TASK STATEMENT:
List all lines of the data that include the string "mean".

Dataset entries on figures
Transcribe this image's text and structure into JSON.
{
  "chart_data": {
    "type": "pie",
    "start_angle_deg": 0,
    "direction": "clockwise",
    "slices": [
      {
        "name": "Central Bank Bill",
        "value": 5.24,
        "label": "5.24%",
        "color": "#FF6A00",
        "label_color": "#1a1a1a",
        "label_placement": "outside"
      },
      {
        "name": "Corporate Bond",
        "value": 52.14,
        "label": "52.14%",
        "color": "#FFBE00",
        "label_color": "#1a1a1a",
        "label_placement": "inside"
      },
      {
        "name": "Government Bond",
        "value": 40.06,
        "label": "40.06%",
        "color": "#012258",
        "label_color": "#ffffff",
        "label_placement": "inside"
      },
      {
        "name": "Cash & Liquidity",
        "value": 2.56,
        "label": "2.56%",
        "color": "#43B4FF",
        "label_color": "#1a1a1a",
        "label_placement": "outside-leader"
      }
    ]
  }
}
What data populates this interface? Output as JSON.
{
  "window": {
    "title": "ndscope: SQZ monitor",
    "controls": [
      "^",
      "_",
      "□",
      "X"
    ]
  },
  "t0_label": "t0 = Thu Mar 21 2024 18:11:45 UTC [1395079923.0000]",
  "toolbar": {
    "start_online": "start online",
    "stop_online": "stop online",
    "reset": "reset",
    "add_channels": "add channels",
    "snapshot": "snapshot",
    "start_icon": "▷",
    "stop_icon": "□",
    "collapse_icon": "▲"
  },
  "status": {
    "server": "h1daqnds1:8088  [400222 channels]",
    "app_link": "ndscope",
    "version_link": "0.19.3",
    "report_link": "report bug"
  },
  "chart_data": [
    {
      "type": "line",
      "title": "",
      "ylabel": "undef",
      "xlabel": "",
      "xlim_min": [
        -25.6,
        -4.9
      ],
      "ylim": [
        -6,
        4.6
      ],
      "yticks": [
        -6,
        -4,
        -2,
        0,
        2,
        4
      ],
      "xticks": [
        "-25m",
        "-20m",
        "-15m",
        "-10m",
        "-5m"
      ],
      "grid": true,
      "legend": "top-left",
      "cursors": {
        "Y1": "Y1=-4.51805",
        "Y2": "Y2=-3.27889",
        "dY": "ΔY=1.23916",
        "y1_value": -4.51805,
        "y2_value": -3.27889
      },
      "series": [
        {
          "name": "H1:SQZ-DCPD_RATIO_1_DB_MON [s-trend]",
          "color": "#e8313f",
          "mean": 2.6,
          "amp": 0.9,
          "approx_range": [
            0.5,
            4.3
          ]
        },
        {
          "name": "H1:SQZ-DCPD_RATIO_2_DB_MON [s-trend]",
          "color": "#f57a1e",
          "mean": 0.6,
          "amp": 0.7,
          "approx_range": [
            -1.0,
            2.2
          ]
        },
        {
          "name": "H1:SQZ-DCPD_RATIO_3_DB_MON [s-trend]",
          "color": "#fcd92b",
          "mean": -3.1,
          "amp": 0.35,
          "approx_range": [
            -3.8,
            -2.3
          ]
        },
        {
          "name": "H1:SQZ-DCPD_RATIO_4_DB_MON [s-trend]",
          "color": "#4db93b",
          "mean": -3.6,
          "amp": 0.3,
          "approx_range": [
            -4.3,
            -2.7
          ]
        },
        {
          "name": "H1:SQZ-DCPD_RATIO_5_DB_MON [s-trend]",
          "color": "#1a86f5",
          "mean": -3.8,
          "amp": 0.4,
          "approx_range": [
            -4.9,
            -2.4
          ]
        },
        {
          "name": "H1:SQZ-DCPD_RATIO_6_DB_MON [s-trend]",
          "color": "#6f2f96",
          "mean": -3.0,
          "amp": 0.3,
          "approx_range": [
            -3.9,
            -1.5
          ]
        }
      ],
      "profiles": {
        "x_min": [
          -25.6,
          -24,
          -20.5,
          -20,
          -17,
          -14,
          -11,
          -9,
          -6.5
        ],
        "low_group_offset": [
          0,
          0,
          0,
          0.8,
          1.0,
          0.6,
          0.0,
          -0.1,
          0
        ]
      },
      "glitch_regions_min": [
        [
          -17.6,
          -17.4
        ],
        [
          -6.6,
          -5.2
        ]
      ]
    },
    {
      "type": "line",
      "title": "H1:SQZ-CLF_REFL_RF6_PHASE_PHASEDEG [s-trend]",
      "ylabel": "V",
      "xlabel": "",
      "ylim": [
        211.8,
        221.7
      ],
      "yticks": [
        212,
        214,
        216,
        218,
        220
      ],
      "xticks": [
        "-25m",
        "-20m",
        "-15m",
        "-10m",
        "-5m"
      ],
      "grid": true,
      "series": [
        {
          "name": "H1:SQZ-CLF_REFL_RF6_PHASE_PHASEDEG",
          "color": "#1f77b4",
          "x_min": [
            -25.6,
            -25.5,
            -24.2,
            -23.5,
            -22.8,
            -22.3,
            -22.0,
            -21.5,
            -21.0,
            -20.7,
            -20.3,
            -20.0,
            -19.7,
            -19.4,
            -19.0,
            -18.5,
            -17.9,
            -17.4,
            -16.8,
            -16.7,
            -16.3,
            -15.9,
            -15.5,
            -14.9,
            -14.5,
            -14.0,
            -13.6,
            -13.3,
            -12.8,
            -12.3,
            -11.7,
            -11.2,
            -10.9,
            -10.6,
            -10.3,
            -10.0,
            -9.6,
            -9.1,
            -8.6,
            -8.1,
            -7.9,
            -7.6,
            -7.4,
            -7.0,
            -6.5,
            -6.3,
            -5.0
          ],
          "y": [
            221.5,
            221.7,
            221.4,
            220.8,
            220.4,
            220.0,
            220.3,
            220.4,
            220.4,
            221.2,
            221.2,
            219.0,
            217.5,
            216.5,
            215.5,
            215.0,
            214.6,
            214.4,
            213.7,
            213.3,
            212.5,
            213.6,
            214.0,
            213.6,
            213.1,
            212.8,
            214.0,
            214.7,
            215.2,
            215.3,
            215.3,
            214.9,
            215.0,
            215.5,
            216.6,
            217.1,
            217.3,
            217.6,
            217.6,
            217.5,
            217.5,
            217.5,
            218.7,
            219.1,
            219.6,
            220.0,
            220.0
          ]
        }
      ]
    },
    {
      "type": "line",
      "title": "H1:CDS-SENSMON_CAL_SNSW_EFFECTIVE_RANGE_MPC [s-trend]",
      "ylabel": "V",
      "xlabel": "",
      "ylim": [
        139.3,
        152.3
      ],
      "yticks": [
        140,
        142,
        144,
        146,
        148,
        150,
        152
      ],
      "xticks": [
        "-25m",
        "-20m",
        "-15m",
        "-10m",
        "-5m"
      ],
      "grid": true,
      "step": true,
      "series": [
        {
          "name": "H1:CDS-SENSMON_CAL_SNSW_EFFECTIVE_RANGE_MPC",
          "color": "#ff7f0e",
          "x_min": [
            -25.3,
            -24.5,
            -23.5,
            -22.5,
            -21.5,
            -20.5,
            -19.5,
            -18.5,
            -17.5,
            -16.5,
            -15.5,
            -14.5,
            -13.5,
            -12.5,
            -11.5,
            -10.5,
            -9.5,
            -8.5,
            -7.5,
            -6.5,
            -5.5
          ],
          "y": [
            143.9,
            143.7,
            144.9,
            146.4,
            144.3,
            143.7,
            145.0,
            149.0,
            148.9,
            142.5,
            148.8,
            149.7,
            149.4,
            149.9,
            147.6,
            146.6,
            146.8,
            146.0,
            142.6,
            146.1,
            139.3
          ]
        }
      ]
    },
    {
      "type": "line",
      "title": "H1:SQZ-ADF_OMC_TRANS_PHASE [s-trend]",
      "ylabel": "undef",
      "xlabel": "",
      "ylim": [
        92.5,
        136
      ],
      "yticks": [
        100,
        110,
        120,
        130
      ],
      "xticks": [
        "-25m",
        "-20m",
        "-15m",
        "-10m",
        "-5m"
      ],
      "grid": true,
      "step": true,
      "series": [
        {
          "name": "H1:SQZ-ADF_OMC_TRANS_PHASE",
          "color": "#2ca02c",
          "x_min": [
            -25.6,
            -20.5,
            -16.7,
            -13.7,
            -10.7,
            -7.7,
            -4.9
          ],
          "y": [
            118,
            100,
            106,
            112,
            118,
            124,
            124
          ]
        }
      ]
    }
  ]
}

SOLUTION TO THE EXERCISE:
          "mean": 2.6,
          "mean": 0.6,
          "mean": -3.1,
          "mean": -3.6,
          "mean": -3.8,
          "mean": -3.0,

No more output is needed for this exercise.